▶ **Aim**:
Copy out the listing that follows, exact in every word, and skip the images.

▶ **Records to use**:
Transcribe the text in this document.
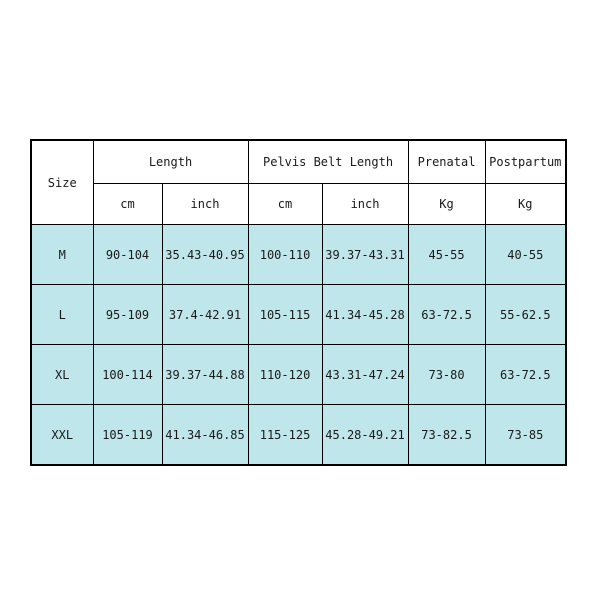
Size	Length		Pelvis Belt Length		Prenatal	Postpartum
	cm	inch	cm	inch	Kg	Kg
M	90-104	35.43-40.95	100-110	39.37-43.31	45-55	40-55
L	95-109	37.4-42.91	105-115	41.34-45.28	63-72.5	55-62.5
XL	100-114	39.37-44.88	110-120	43.31-47.24	73-80	63-72.5
XXL	105-119	41.34-46.85	115-125	45.28-49.21	73-82.5	73-85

▶ **Expected output**:
Transcribe the text in this document.
Size	Length		Pelvis Belt Length		Prenatal	Postpartum
	cm	inch	cm	inch	Kg	Kg
M	90-104	35.43-40.95	100-110	39.37-43.31	45-55	40-55
L	95-109	37.4-42.91	105-115	41.34-45.28	63-72.5	55-62.5
XL	100-114	39.37-44.88	110-120	43.31-47.24	73-80	63-72.5
XXL	105-119	41.34-46.85	115-125	45.28-49.21	73-82.5	73-85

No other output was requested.